• _GOAL_
Select the lines of the records containing the word "παρεμβατικού" and list them.

• _MATERIAL FOR THE TASK_

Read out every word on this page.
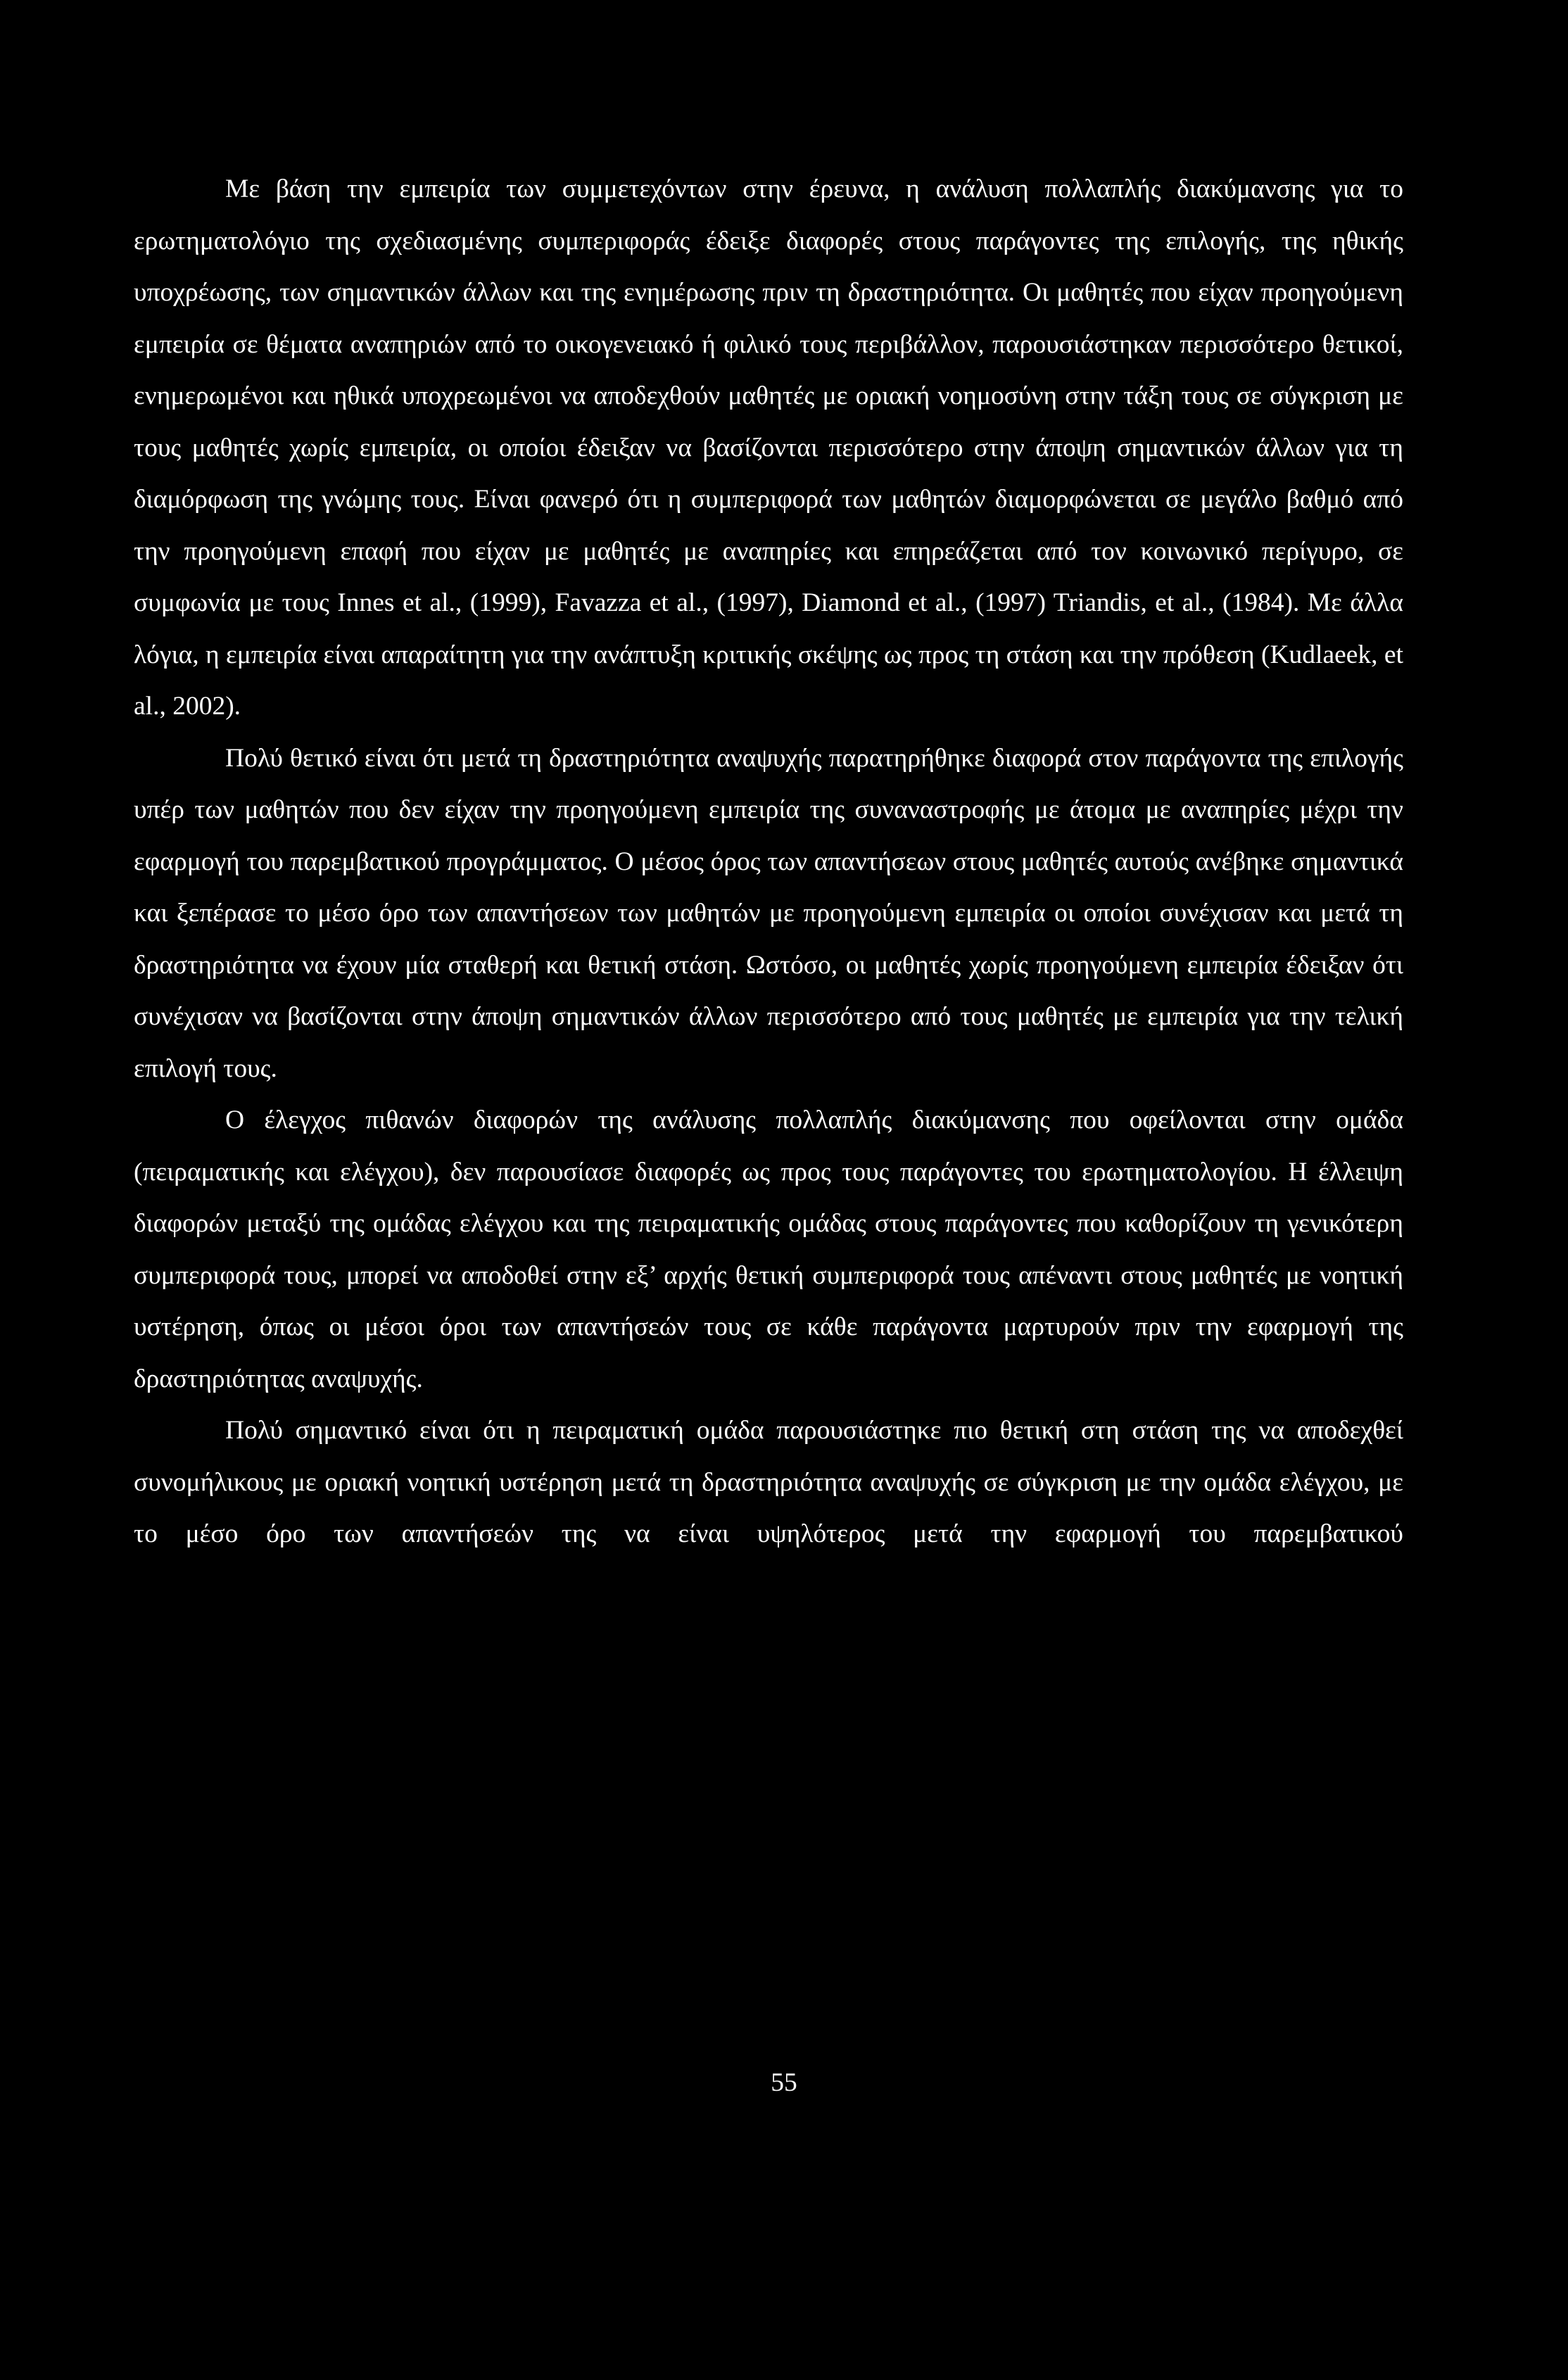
Με βάση την εμπειρία των συμμετεχόντων στην έρευνα, η ανάλυση πολλαπλής διακύμανσης για το ερωτηματολόγιο της σχεδιασμένης συμπεριφοράς έδειξε διαφορές στους παράγοντες της επιλογής, της ηθικής υποχρέωσης, των σημαντικών άλλων και της ενημέρωσης πριν τη δραστηριότητα. Οι μαθητές που είχαν προηγούμενη εμπειρία σε θέματα αναπηριών από το οικογενειακό ή φιλικό τους περιβάλλον, παρουσιάστηκαν περισσότερο θετικοί, ενημερωμένοι και ηθικά υποχρεωμένοι να αποδεχθούν μαθητές με οριακή νοημοσύνη στην τάξη τους σε σύγκριση με τους μαθητές χωρίς εμπειρία, οι οποίοι έδειξαν να βασίζονται περισσότερο στην άποψη σημαντικών άλλων για τη διαμόρφωση της γνώμης τους. Είναι φανερό ότι η συμπεριφορά των μαθητών διαμορφώνεται σε μεγάλο βαθμό από την προηγούμενη επαφή που είχαν με μαθητές με αναπηρίες και επηρεάζεται από τον κοινωνικό περίγυρο, σε συμφωνία με τους Innes et al., (1999), Favazza et al., (1997), Diamond et al., (1997) Triandis, et al., (1984). Με άλλα λόγια, η εμπειρία είναι απαραίτητη για την ανάπτυξη κριτικής σκέψης ως προς τη στάση και την πρόθεση (Kudlaeek, et al., 2002).

Πολύ θετικό είναι ότι μετά τη δραστηριότητα αναψυχής παρατηρήθηκε διαφορά στον παράγοντα της επιλογής υπέρ των μαθητών που δεν είχαν την προηγούμενη εμπειρία της συναναστροφής με άτομα με αναπηρίες μέχρι την εφαρμογή του παρεμβατικού προγράμματος. Ο μέσος όρος των απαντήσεων στους μαθητές αυτούς ανέβηκε σημαντικά και ξεπέρασε το μέσο όρο των απαντήσεων των μαθητών με προηγούμενη εμπειρία οι οποίοι συνέχισαν και μετά τη δραστηριότητα να έχουν μία σταθερή και θετική στάση. Ωστόσο, οι μαθητές χωρίς προηγούμενη εμπειρία έδειξαν ότι συνέχισαν να βασίζονται στην άποψη σημαντικών άλλων περισσότερο από τους μαθητές με εμπειρία για την τελική επιλογή τους.

Ο έλεγχος πιθανών διαφορών της ανάλυσης πολλαπλής διακύμανσης που οφείλονται στην ομάδα (πειραματικής και ελέγχου), δεν παρουσίασε διαφορές ως προς τους παράγοντες του ερωτηματολογίου. Η έλλειψη διαφορών μεταξύ της ομάδας ελέγχου και της πειραματικής ομάδας στους παράγοντες που καθορίζουν τη γενικότερη συμπεριφορά τους, μπορεί να αποδοθεί στην εξ’ αρχής θετική συμπεριφορά τους απέναντι στους μαθητές με νοητική υστέρηση, όπως οι μέσοι όροι των απαντήσεών τους σε κάθε παράγοντα μαρτυρούν πριν την εφαρμογή της δραστηριότητας αναψυχής.

Πολύ σημαντικό είναι ότι η πειραματική ομάδα παρουσιάστηκε πιο θετική στη στάση της να αποδεχθεί συνομήλικους με οριακή νοητική υστέρηση μετά τη δραστηριότητα αναψυχής σε σύγκριση με την ομάδα ελέγχου, με το μέσο όρο των απαντήσεών της να είναι υψηλότερος μετά την εφαρμογή του παρεμβατικού

55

• _ANSWER TO THIS EXERCISE_
Πολύ θετικό είναι ότι μετά τη δραστηριότητα αναψυχής παρατηρήθηκε διαφορά στον παράγοντα της επιλογής υπέρ των μαθητών που δεν είχαν την προηγούμενη εμπειρία της συναναστροφής με άτομα με αναπηρίες μέχρι την εφαρμογή του παρεμβατικού προγράμματος. Ο μέσος όρος των απαντήσεων στους μαθητές αυτούς ανέβηκε σημαντικά και ξεπέρασε το μέσο όρο των απαντήσεων των μαθητών με προηγούμενη εμπειρία οι οποίοι συνέχισαν και μετά τη δραστηριότητα να έχουν μία σταθερή και θετική στάση. Ωστόσο, οι μαθητές χωρίς προηγούμενη εμπειρία έδειξαν ότι συνέχισαν να βασίζονται στην άποψη σημαντικών άλλων περισσότερο από τους μαθητές με εμπειρία για την τελική επιλογή τους.
Πολύ σημαντικό είναι ότι η πειραματική ομάδα παρουσιάστηκε πιο θετική στη στάση της να αποδεχθεί συνομήλικους με οριακή νοητική υστέρηση μετά τη δραστηριότητα αναψυχής σε σύγκριση με την ομάδα ελέγχου, με το μέσο όρο των απαντήσεών της να είναι υψηλότερος μετά την εφαρμογή του παρεμβατικού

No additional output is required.